Collected data entries:
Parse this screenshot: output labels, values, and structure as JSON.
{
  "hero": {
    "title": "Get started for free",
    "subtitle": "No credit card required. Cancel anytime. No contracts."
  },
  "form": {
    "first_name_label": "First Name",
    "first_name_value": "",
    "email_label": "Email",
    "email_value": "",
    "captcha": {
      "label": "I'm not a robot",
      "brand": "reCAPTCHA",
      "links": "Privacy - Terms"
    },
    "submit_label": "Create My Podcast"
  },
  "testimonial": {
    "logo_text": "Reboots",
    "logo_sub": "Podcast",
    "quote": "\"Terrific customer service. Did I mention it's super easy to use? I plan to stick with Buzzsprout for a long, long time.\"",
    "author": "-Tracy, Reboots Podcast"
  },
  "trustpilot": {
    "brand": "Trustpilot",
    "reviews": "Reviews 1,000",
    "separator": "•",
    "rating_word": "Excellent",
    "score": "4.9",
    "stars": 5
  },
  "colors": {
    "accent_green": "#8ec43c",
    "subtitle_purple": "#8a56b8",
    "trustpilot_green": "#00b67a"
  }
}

WRITTEN INSTRUCTION ->
From the records above, extract every line exactly as it stands.

SOLUTION TO THE PROBLEM ->
Parse this screenshot: output labels, values, and structure as JSON.
{
  "hero": {
    "title": "Get started for free",
    "subtitle": "No credit card required. Cancel anytime. No contracts."
  },
  "form": {
    "first_name_label": "First Name",
    "first_name_value": "",
    "email_label": "Email",
    "email_value": "",
    "captcha": {
      "label": "I'm not a robot",
      "brand": "reCAPTCHA",
      "links": "Privacy - Terms"
    },
    "submit_label": "Create My Podcast"
  },
  "testimonial": {
    "logo_text": "Reboots",
    "logo_sub": "Podcast",
    "quote": "\"Terrific customer service. Did I mention it's super easy to use? I plan to stick with Buzzsprout for a long, long time.\"",
    "author": "-Tracy, Reboots Podcast"
  },
  "trustpilot": {
    "brand": "Trustpilot",
    "reviews": "Reviews 1,000",
    "separator": "•",
    "rating_word": "Excellent",
    "score": "4.9",
    "stars": 5
  },
  "colors": {
    "accent_green": "#8ec43c",
    "subtitle_purple": "#8a56b8",
    "trustpilot_green": "#00b67a"
  }
}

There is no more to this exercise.